# [THE REQUEST]
Go through the entries below and write each one out exactly.

────────────────────

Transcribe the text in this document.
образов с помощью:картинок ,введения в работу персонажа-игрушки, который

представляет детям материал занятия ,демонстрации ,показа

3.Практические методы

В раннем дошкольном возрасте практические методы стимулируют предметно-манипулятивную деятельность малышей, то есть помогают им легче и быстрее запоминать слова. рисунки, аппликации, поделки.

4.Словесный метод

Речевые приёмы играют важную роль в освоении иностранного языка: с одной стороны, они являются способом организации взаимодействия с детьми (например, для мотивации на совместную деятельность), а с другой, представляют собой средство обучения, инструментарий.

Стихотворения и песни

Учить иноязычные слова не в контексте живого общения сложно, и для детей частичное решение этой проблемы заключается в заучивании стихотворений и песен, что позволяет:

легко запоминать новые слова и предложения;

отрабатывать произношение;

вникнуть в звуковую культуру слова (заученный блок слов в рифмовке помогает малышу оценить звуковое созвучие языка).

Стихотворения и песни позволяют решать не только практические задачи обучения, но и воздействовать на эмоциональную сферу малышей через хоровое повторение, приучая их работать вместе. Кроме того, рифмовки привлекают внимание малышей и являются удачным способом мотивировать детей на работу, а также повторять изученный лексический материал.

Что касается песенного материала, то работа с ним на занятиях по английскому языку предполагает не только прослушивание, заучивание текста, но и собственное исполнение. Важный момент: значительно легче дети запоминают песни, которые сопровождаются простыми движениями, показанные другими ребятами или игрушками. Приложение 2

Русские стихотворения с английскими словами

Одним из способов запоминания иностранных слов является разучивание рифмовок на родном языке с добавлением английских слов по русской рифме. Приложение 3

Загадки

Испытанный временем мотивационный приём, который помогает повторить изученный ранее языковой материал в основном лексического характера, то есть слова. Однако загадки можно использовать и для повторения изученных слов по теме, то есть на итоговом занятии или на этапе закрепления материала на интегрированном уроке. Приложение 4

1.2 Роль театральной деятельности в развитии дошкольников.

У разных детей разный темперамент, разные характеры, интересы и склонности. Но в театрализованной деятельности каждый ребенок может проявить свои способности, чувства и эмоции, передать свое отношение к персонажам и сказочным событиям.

────────────────────

# [ANSWER TO THIS EXERCISE]
Transcribe the text in this document.
образов с помощью:картинок ,введения в работу персонажа-игрушки, который

представляет детям материал занятия ,демонстрации ,показа

3.Практические методы

В раннем дошкольном возрасте практические методы стимулируют предметно-манипулятивную деятельность малышей, то есть помогают им легче и быстрее запоминать слова. рисунки, аппликации, поделки.

4.Словесный метод

Речевые приёмы играют важную роль в освоении иностранного языка: с одной стороны, они являются способом организации взаимодействия с детьми (например, для мотивации на совместную деятельность), а с другой, представляют собой средство обучения, инструментарий.

Стихотворения и песни

Учить иноязычные слова не в контексте живого общения сложно, и для детей частичное решение этой проблемы заключается в заучивании стихотворений и песен, что позволяет:

легко запоминать новые слова и предложения;

отрабатывать произношение;

вникнуть в звуковую культуру слова (заученный блок слов в рифмовке помогает малышу оценить звуковое созвучие языка).

Стихотворения и песни позволяют решать не только практические задачи обучения, но и воздействовать на эмоциональную сферу малышей через хоровое повторение, приучая их работать вместе. Кроме того, рифмовки привлекают внимание малышей и являются удачным способом мотивировать детей на работу, а также повторять изученный лексический материал.

Что касается песенного материала, то работа с ним на занятиях по английскому языку предполагает не только прослушивание, заучивание текста, но и собственное исполнение. Важный момент: значительно легче дети запоминают песни, которые сопровождаются простыми движениями, показанные другими ребятами или игрушками. Приложение 2

Русские стихотворения с английскими словами

Одним из способов запоминания иностранных слов является разучивание рифмовок на родном языке с добавлением английских слов по русской рифме. Приложение 3

Загадки

Испытанный временем мотивационный приём, который помогает повторить изученный ранее языковой материал в основном лексического характера, то есть слова. Однако загадки можно использовать и для повторения изученных слов по теме, то есть на итоговом занятии или на этапе закрепления материала на интегрированном уроке. Приложение 4

1.2 Роль театральной деятельности в развитии дошкольников.

У разных детей разный темперамент, разные характеры, интересы и склонности. Но в театрализованной деятельности каждый ребенок может проявить свои способности, чувства и эмоции, передать свое отношение к персонажам и сказочным событиям.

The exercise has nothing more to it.